Could you copy every line from the material below in which "oxidation" appears?

[Data extracted from a collection]
####
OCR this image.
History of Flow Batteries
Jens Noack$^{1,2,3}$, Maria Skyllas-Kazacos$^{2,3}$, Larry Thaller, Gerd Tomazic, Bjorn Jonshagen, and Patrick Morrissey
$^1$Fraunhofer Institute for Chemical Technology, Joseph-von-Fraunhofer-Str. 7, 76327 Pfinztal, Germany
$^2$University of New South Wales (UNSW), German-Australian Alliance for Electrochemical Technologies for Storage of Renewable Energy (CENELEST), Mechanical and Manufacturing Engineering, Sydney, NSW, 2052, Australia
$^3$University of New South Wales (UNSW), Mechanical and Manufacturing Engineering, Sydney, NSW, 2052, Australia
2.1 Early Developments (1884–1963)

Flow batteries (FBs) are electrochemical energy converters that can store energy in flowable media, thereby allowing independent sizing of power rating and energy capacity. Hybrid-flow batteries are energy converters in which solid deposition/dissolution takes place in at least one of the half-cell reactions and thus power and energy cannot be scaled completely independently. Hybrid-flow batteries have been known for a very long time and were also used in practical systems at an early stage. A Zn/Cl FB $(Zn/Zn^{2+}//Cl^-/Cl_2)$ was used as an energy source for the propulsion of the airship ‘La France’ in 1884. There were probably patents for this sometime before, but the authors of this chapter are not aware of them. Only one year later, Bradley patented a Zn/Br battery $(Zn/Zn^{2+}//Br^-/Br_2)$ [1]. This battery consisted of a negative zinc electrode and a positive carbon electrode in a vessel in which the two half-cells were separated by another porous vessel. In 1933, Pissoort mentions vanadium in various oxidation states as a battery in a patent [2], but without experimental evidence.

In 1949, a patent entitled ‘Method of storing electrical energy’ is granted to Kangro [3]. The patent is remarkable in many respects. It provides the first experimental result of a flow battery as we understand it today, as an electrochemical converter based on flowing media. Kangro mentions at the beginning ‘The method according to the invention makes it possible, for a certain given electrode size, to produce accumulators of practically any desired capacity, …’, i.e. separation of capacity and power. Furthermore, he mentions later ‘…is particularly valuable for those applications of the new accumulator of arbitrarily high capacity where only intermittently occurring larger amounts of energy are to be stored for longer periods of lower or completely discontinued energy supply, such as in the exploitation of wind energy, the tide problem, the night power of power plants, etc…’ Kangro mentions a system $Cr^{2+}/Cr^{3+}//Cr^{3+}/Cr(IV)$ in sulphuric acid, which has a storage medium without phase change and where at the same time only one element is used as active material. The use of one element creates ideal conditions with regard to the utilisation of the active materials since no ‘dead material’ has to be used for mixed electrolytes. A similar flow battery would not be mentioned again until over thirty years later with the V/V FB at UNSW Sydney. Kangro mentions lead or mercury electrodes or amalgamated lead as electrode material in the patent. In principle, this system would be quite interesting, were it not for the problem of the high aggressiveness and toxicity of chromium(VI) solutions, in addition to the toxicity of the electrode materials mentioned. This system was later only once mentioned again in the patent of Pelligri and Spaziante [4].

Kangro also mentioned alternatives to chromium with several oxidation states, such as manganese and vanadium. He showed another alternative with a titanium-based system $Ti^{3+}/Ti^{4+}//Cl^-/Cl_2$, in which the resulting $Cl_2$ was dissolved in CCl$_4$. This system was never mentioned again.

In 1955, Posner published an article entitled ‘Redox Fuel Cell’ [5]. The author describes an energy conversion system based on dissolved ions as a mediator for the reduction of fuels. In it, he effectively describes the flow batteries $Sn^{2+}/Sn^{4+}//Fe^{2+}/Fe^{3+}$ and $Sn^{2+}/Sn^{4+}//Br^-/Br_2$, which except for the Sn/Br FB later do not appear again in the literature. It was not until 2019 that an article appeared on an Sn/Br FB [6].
####
WORKED SOLUTION:
Flow batteries (FBs) are electrochemical energy converters that can store energy in flowable media, thereby allowing independent sizing of power rating and energy capacity. Hybrid-flow batteries are energy converters in which solid deposition/dissolution takes place in at least one of the half-cell reactions and thus power and energy cannot be scaled completely independently. Hybrid-flow batteries have been known for a very long time and were also used in practical systems at an early stage. A Zn/Cl FB $(Zn/Zn^{2+}//Cl^-/Cl_2)$ was used as an energy source for the propulsion of the airship ‘La France’ in 1884. There were probably patents for this sometime before, but the authors of this chapter are not aware of them. Only one year later, Bradley patented a Zn/Br battery $(Zn/Zn^{2+}//Br^-/Br_2)$ [1]. This battery consisted of a negative zinc electrode and a positive carbon electrode in a vessel in which the two half-cells were separated by another porous vessel. In 1933, Pissoort mentions vanadium in various oxidation states as a battery in a patent [2], but without experimental evidence.
Kangro also mentioned alternatives to chromium with several oxidation states, such as manganese and vanadium. He showed another alternative with a titanium-based system $Ti^{3+}/Ti^{4+}//Cl^-/Cl_2$, in which the resulting $Cl_2$ was dissolved in CCl$_4$. This system was never mentioned again.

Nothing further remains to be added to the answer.